_Written instruction_. Reproduce every line below exactly as it appears, leaving out the pictures.

_Material provided_.
— begin —
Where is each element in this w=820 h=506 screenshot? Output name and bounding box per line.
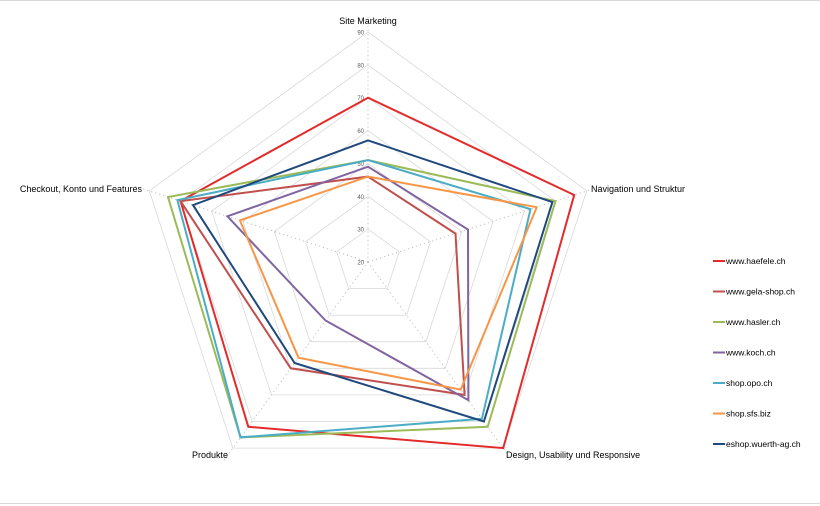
radial-tick-label: 50 [357,162,364,168]
series-line [238,175,539,391]
axis-label: Navigation und Struktur [591,184,685,194]
axis-labels: Site Marketing Navigation und Struktur Des… [20,16,685,460]
grid-ring [305,195,431,316]
radial-tick-label: 30 [357,228,364,234]
axis-label: Produkte [192,450,228,460]
radial-tick-label: 70 [357,96,364,102]
series-line [179,96,576,450]
bottom-rule [0,503,820,504]
grid-ring [148,31,588,449]
radar-grid [133,15,603,462]
grid-ring [336,228,400,290]
grid-ring [211,97,525,396]
axis-label: Checkout, Konto und Features [20,184,143,194]
radial-tick-label: 80 [357,63,364,69]
legend-label: shop.opo.ch [726,378,773,388]
grid-ring [273,162,463,343]
axis-label: Design, Usability und Responsive [506,450,640,460]
grid-ring [180,64,556,422]
radial-tick-label: 60 [357,129,364,135]
radial-tick-label: 20 [357,261,364,267]
series-lines [166,96,576,450]
grid-ring [242,130,494,369]
radial-tick-label: 40 [357,195,364,201]
top-rule [0,0,820,1]
legend-label: www.koch.ch [725,348,776,358]
radial-tick-labels: 20 30 40 50 60 70 80 90 [357,31,364,267]
legend-label: www.gela-shop.ch [725,287,795,297]
series-line [191,139,554,423]
legend-label: www.haefele.ch [725,256,786,266]
legend: www.haefele.ch www.gela-shop.ch www.hasler… [713,256,801,449]
legend-label: www.hasler.ch [725,317,781,327]
series-line [225,165,470,402]
axis-label: Site Marketing [339,16,397,26]
series-line [166,159,557,439]
series-line [178,175,466,397]
legend-label: eshop.wuerth-ag.ch [726,439,801,449]
series-line [176,159,532,439]
radial-tick-label: 90 [357,31,364,37]
legend-label: shop.sfs.biz [726,409,771,419]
— end —
_Answer for the task_.
Where is each element in this w=820 h=506 screenshot? Output name and bounding box per line.
radial-tick-label: 50 [357,162,364,168]
series-line [238,175,539,391]
axis-label: Navigation und Struktur [591,184,685,194]
axis-labels: Site Marketing Navigation und Struktur Des… [20,16,685,460]
grid-ring [305,195,431,316]
radial-tick-label: 30 [357,228,364,234]
axis-label: Produkte [192,450,228,460]
radial-tick-label: 70 [357,96,364,102]
series-line [179,96,576,450]
bottom-rule [0,503,820,504]
grid-ring [148,31,588,449]
radar-grid [133,15,603,462]
grid-ring [336,228,400,290]
grid-ring [211,97,525,396]
axis-label: Checkout, Konto und Features [20,184,143,194]
radial-tick-label: 80 [357,63,364,69]
legend-label: shop.opo.ch [726,378,773,388]
grid-ring [273,162,463,343]
axis-label: Design, Usability und Responsive [506,450,640,460]
grid-ring [180,64,556,422]
radial-tick-label: 60 [357,129,364,135]
radial-tick-label: 20 [357,261,364,267]
series-lines [166,96,576,450]
grid-ring [242,130,494,369]
radial-tick-label: 40 [357,195,364,201]
top-rule [0,0,820,1]
legend-label: www.koch.ch [725,348,776,358]
radial-tick-labels: 20 30 40 50 60 70 80 90 [357,31,364,267]
legend-label: www.gela-shop.ch [725,287,795,297]
series-line [191,139,554,423]
legend-label: www.haefele.ch [725,256,786,266]
legend: www.haefele.ch www.gela-shop.ch www.hasler… [713,256,801,449]
legend-label: www.hasler.ch [725,317,781,327]
series-line [225,165,470,402]
axis-label: Site Marketing [339,16,397,26]
series-line [166,159,557,439]
series-line [178,175,466,397]
legend-label: eshop.wuerth-ag.ch [726,439,801,449]
series-line [176,159,532,439]
radial-tick-label: 90 [357,31,364,37]
legend-label: shop.sfs.biz [726,409,771,419]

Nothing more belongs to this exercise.